Problem details: Every line that includes the word "text" is to be listed.
---------- The input
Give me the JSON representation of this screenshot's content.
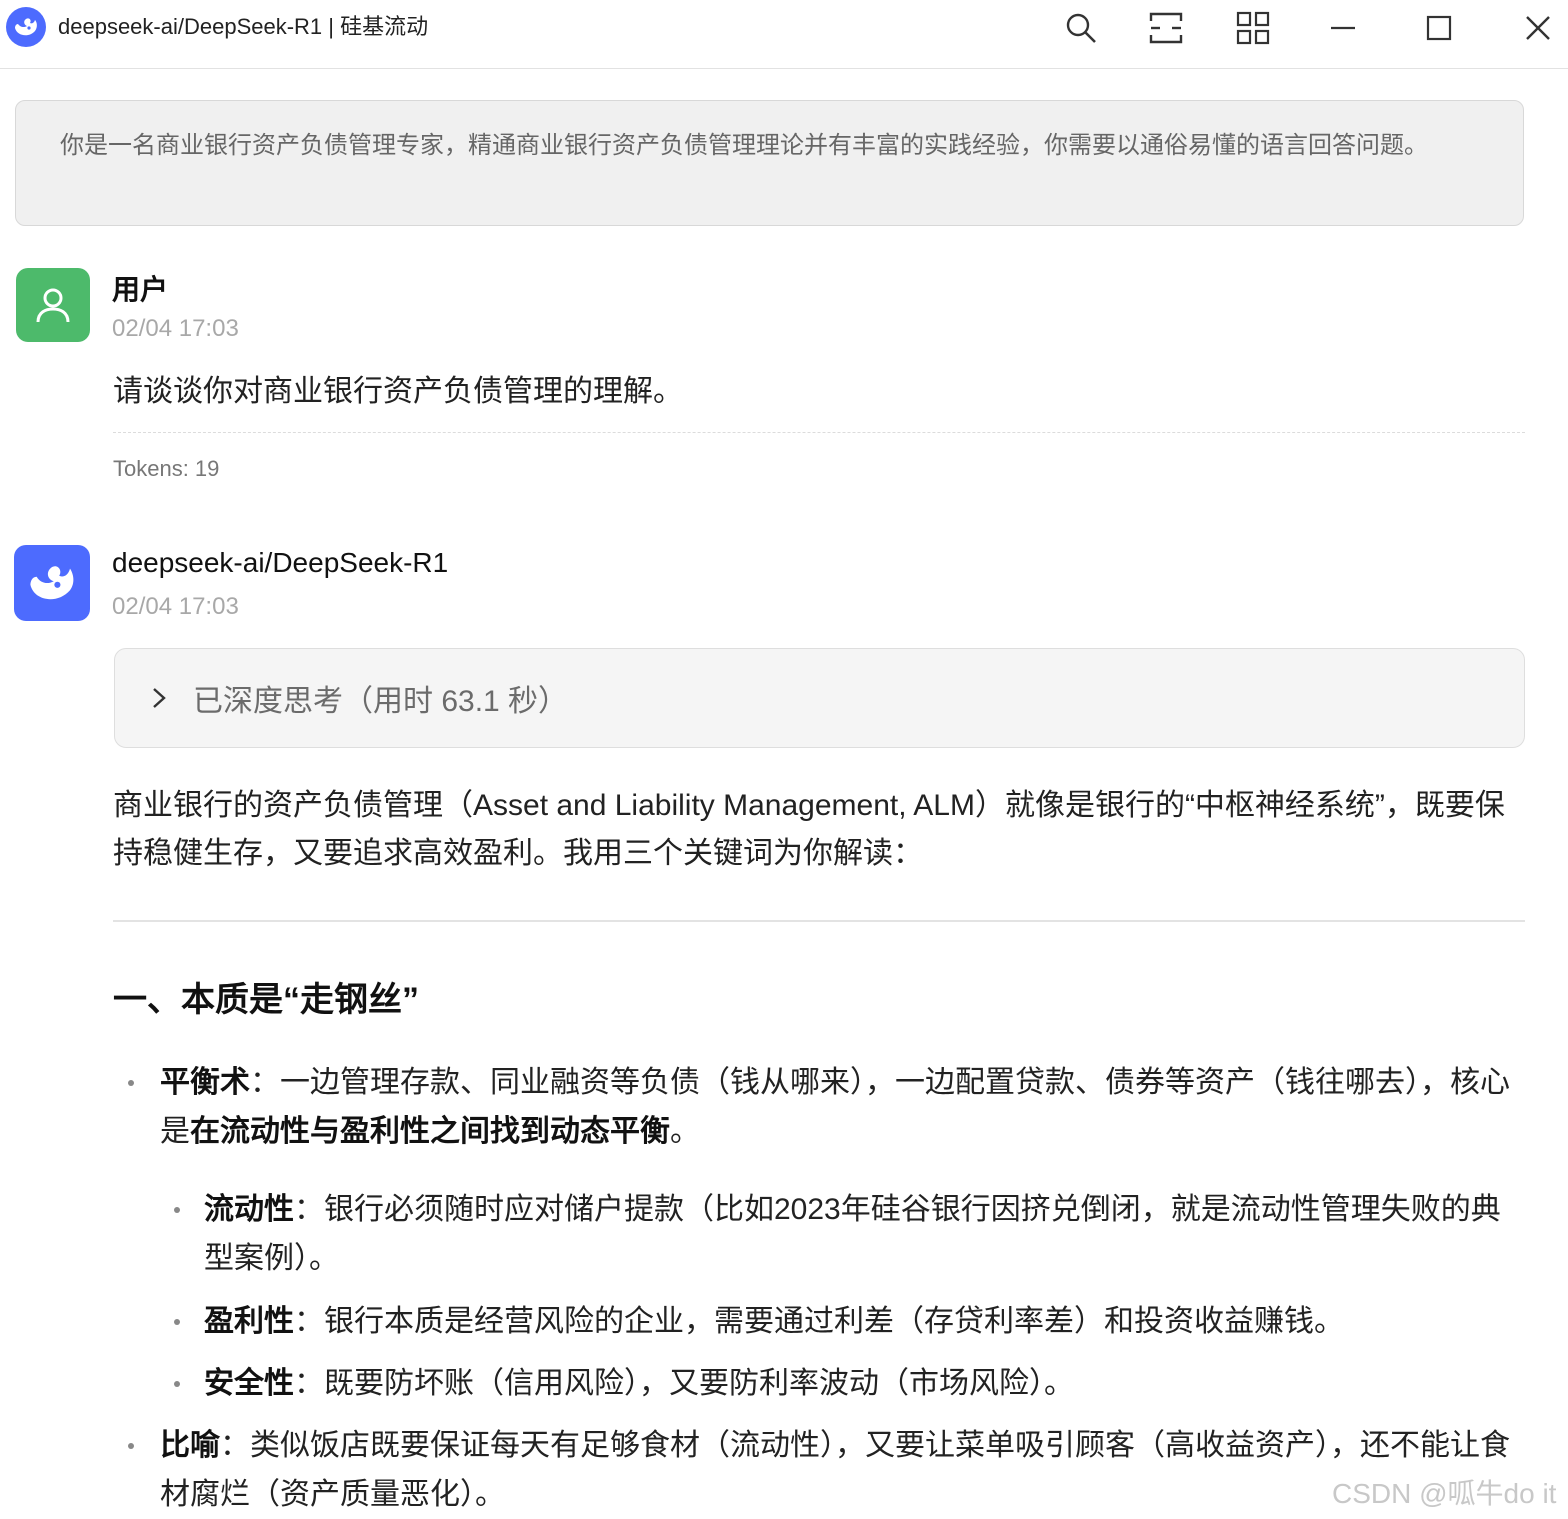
{
  "window": {
    "title": "deepseek-ai/DeepSeek-R1 | 硅基流动",
    "icons": {
      "logo": "deepseek-whale-logo",
      "search": "search-icon",
      "layout": "layout-icon",
      "grid": "grid-icon",
      "minimize": "minimize-icon",
      "maximize": "maximize-icon",
      "close": "close-icon"
    }
  },
  "system_prompt": "你是一名商业银行资产负债管理专家，精通商业银行资产负债管理理论并有丰富的实践经验，你需要以通俗易懂的语言回答问题。",
  "user_message": {
    "name": "用户",
    "time": "02/04 17:03",
    "text": "请谈谈你对商业银行资产负债管理的理解。",
    "tokens": "Tokens: 19"
  },
  "assistant_message": {
    "name": "deepseek-ai/DeepSeek-R1",
    "time": "02/04 17:03",
    "thinking_label": "已深度思考（用时 63.1 秒）",
    "intro": "商业银行的资产负债管理（Asset and Liability Management, ALM）就像是银行的“中枢神经系统”，既要保持稳健生存，又要追求高效盈利。我用三个关键词为你解读：",
    "section_title": "一、本质是“走钢丝”",
    "bullets": {
      "balance": {
        "term": "平衡术",
        "text": "：一边管理存款、同业融资等负债（钱从哪来），一边配置贷款、债券等资产（钱往哪去），核心是",
        "emphasis": "在流动性与盈利性之间找到动态平衡",
        "end": "。"
      },
      "liquidity": {
        "term": "流动性",
        "text": "：银行必须随时应对储户提款（比如2023年硅谷银行因挤兑倒闭，就是流动性管理失败的典型案例）。"
      },
      "profitability": {
        "term": "盈利性",
        "text": "：银行本质是经营风险的企业，需要通过利差（存贷利率差）和投资收益赚钱。"
      },
      "safety": {
        "term": "安全性",
        "text": "：既要防坏账（信用风险），又要防利率波动（市场风险）。"
      },
      "metaphor": {
        "term": "比喻",
        "text": "：类似饭店既要保证每天有足够食材（流动性），又要让菜单吸引顾客（高收益资产），还不能让食材腐烂（资产质量恶化）。"
      }
    }
  },
  "watermark": "CSDN @呱牛do it",
  "colors": {
    "deepseek_blue": "#4d6bfe",
    "user_green": "#4dba6b"
  }
}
--------------------
Written answer:
    "text": "请谈谈你对商业银行资产负债管理的理解。",
        "text": "：一边管理存款、同业融资等负债（钱从哪来），一边配置贷款、债券等资产（钱往哪去），核心是",
        "text": "：银行必须随时应对储户提款（比如2023年硅谷银行因挤兑倒闭，就是流动性管理失败的典型案例）。"
        "text": "：银行本质是经营风险的企业，需要通过利差（存贷利率差）和投资收益赚钱。"
        "text": "：既要防坏账（信用风险），又要防利率波动（市场风险）。"
        "text": "：类似饭店既要保证每天有足够食材（流动性），又要让菜单吸引顾客（高收益资产），还不能让食材腐烂（资产质量恶化）。"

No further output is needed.